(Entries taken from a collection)
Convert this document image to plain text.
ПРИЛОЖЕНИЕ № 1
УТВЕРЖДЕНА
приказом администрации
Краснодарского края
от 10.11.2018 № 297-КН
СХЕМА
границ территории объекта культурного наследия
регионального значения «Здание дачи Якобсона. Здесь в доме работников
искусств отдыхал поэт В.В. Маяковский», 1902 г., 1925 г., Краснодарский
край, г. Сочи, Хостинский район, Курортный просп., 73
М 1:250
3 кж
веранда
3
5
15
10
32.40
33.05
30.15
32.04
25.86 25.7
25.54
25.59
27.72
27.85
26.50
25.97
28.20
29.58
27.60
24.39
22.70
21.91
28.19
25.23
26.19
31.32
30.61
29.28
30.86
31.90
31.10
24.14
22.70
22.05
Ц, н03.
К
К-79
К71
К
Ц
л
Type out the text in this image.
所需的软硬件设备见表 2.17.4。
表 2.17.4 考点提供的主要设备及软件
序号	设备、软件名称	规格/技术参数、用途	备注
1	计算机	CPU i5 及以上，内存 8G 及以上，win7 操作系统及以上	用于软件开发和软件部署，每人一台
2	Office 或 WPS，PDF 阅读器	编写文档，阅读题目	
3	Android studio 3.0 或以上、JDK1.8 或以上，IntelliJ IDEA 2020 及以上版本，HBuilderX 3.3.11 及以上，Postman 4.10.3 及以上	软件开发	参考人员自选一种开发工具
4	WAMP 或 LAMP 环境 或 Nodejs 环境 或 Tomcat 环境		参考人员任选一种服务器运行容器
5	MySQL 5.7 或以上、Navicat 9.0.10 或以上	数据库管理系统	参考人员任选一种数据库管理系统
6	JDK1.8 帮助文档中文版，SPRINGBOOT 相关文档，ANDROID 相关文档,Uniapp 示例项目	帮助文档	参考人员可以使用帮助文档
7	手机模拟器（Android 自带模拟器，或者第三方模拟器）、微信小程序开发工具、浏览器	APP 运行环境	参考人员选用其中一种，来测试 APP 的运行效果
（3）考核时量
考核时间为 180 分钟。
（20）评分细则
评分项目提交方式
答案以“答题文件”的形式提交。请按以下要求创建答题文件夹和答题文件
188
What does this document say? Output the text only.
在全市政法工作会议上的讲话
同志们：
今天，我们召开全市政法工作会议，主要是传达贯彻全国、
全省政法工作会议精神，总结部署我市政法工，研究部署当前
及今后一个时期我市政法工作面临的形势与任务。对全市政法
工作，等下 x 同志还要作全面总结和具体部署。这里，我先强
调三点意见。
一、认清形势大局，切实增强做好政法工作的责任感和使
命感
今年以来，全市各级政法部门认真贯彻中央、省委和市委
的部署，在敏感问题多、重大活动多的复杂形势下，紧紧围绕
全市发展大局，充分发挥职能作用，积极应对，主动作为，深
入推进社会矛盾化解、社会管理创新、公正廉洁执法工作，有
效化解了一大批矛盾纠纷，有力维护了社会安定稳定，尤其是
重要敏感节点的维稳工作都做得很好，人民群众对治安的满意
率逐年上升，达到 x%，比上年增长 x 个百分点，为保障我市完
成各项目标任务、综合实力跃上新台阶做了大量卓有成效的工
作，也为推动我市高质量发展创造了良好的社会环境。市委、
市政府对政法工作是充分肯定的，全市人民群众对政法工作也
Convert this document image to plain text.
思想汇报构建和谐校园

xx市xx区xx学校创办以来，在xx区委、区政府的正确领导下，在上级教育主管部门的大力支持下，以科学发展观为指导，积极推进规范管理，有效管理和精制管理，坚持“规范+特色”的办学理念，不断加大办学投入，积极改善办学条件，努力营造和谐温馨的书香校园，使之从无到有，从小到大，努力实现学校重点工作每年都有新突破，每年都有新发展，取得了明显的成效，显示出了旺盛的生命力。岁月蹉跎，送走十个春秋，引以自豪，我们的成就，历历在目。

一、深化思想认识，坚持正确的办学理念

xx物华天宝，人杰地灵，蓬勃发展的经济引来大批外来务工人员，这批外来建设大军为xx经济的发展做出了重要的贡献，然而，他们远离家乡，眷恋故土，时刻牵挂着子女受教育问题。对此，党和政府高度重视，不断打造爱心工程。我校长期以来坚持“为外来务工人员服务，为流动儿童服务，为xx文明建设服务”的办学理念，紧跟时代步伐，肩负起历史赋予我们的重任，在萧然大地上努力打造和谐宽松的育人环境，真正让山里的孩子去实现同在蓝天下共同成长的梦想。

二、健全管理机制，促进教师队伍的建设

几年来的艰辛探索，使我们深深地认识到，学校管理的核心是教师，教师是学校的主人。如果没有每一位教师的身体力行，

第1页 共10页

■ **Exercise requirements**: Reproduce the material exactly, with every line intact.

■ **Answer to the exercise**:
Convert this document image to plain text.
ПРИЛОЖЕНИЕ № 1
УТВЕРЖДЕНА
приказом администрации
Краснодарского края
от 10.11.2018 № 297-КН
СХЕМА
границ территории объекта культурного наследия
регионального значения «Здание дачи Якобсона. Здесь в доме работников
искусств отдыхал поэт В.В. Маяковский», 1902 г., 1925 г., Краснодарский
край, г. Сочи, Хостинский район, Курортный просп., 73
М 1:250
3 кж
веранда
3
5
15
10
32.40
33.05
30.15
32.04
25.86 25.7
25.54
25.59
27.72
27.85
26.50
25.97
28.20
29.58
27.60
24.39
22.70
21.91
28.19
25.23
26.19
31.32
30.61
29.28
30.86
31.90
31.10
24.14
22.70
22.05
Ц, н03.
К
К-79
К71
К
Ц
л
Type out the text in this image.
所需的软硬件设备见表 2.17.4。
表 2.17.4 考点提供的主要设备及软件
序号	设备、软件名称	规格/技术参数、用途	备注
1	计算机	CPU i5 及以上，内存 8G 及以上，win7 操作系统及以上	用于软件开发和软件部署，每人一台
2	Office 或 WPS，PDF 阅读器	编写文档，阅读题目	
3	Android studio 3.0 或以上、JDK1.8 或以上，IntelliJ IDEA 2020 及以上版本，HBuilderX 3.3.11 及以上，Postman 4.10.3 及以上	软件开发	参考人员自选一种开发工具
4	WAMP 或 LAMP 环境 或 Nodejs 环境 或 Tomcat 环境		参考人员任选一种服务器运行容器
5	MySQL 5.7 或以上、Navicat 9.0.10 或以上	数据库管理系统	参考人员任选一种数据库管理系统
6	JDK1.8 帮助文档中文版，SPRINGBOOT 相关文档，ANDROID 相关文档,Uniapp 示例项目	帮助文档	参考人员可以使用帮助文档
7	手机模拟器（Android 自带模拟器，或者第三方模拟器）、微信小程序开发工具、浏览器	APP 运行环境	参考人员选用其中一种，来测试 APP 的运行效果
（3）考核时量
考核时间为 180 分钟。
（20）评分细则
评分项目提交方式
答案以“答题文件”的形式提交。请按以下要求创建答题文件夹和答题文件
188
What does this document say? Output the text only.
在全市政法工作会议上的讲话
同志们：
今天，我们召开全市政法工作会议，主要是传达贯彻全国、
全省政法工作会议精神，总结部署我市政法工，研究部署当前
及今后一个时期我市政法工作面临的形势与任务。对全市政法
工作，等下 x 同志还要作全面总结和具体部署。这里，我先强
调三点意见。
一、认清形势大局，切实增强做好政法工作的责任感和使
命感
今年以来，全市各级政法部门认真贯彻中央、省委和市委
的部署，在敏感问题多、重大活动多的复杂形势下，紧紧围绕
全市发展大局，充分发挥职能作用，积极应对，主动作为，深
入推进社会矛盾化解、社会管理创新、公正廉洁执法工作，有
效化解了一大批矛盾纠纷，有力维护了社会安定稳定，尤其是
重要敏感节点的维稳工作都做得很好，人民群众对治安的满意
率逐年上升，达到 x%，比上年增长 x 个百分点，为保障我市完
成各项目标任务、综合实力跃上新台阶做了大量卓有成效的工
作，也为推动我市高质量发展创造了良好的社会环境。市委、
市政府对政法工作是充分肯定的，全市人民群众对政法工作也
Convert this document image to plain text.
思想汇报构建和谐校园

xx市xx区xx学校创办以来，在xx区委、区政府的正确领导下，在上级教育主管部门的大力支持下，以科学发展观为指导，积极推进规范管理，有效管理和精制管理，坚持“规范+特色”的办学理念，不断加大办学投入，积极改善办学条件，努力营造和谐温馨的书香校园，使之从无到有，从小到大，努力实现学校重点工作每年都有新突破，每年都有新发展，取得了明显的成效，显示出了旺盛的生命力。岁月蹉跎，送走十个春秋，引以自豪，我们的成就，历历在目。

一、深化思想认识，坚持正确的办学理念

xx物华天宝，人杰地灵，蓬勃发展的经济引来大批外来务工人员，这批外来建设大军为xx经济的发展做出了重要的贡献，然而，他们远离家乡，眷恋故土，时刻牵挂着子女受教育问题。对此，党和政府高度重视，不断打造爱心工程。我校长期以来坚持“为外来务工人员服务，为流动儿童服务，为xx文明建设服务”的办学理念，紧跟时代步伐，肩负起历史赋予我们的重任，在萧然大地上努力打造和谐宽松的育人环境，真正让山里的孩子去实现同在蓝天下共同成长的梦想。

二、健全管理机制，促进教师队伍的建设

几年来的艰辛探索，使我们深深地认识到，学校管理的核心是教师，教师是学校的主人。如果没有每一位教师的身体力行，

第1页 共10页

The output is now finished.